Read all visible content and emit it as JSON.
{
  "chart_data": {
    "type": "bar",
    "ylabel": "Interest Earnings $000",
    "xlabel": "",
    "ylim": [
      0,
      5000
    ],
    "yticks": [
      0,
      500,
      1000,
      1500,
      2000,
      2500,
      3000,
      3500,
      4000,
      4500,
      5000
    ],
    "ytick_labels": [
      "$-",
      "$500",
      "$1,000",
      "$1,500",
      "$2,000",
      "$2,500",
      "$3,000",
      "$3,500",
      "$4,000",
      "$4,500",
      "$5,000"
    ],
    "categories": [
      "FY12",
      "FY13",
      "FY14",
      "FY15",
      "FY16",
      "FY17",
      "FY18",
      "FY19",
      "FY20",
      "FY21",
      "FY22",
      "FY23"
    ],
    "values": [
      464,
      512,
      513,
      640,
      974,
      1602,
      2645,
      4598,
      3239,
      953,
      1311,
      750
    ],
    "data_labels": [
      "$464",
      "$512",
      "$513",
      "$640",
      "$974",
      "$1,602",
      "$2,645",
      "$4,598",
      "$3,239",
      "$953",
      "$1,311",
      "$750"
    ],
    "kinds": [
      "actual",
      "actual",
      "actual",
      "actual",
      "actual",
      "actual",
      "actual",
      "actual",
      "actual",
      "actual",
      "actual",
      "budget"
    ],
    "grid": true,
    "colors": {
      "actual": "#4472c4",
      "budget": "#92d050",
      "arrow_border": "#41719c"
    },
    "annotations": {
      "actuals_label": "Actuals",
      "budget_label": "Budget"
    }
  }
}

========================================

#### [Exercise]
Send back all of the entries exactly, with nothing missing.

#### [Answer to the problem]
Read all visible content and emit it as JSON.
{
  "chart_data": {
    "type": "bar",
    "ylabel": "Interest Earnings $000",
    "xlabel": "",
    "ylim": [
      0,
      5000
    ],
    "yticks": [
      0,
      500,
      1000,
      1500,
      2000,
      2500,
      3000,
      3500,
      4000,
      4500,
      5000
    ],
    "ytick_labels": [
      "$-",
      "$500",
      "$1,000",
      "$1,500",
      "$2,000",
      "$2,500",
      "$3,000",
      "$3,500",
      "$4,000",
      "$4,500",
      "$5,000"
    ],
    "categories": [
      "FY12",
      "FY13",
      "FY14",
      "FY15",
      "FY16",
      "FY17",
      "FY18",
      "FY19",
      "FY20",
      "FY21",
      "FY22",
      "FY23"
    ],
    "values": [
      464,
      512,
      513,
      640,
      974,
      1602,
      2645,
      4598,
      3239,
      953,
      1311,
      750
    ],
    "data_labels": [
      "$464",
      "$512",
      "$513",
      "$640",
      "$974",
      "$1,602",
      "$2,645",
      "$4,598",
      "$3,239",
      "$953",
      "$1,311",
      "$750"
    ],
    "kinds": [
      "actual",
      "actual",
      "actual",
      "actual",
      "actual",
      "actual",
      "actual",
      "actual",
      "actual",
      "actual",
      "actual",
      "budget"
    ],
    "grid": true,
    "colors": {
      "actual": "#4472c4",
      "budget": "#92d050",
      "arrow_border": "#41719c"
    },
    "annotations": {
      "actuals_label": "Actuals",
      "budget_label": "Budget"
    }
  }
}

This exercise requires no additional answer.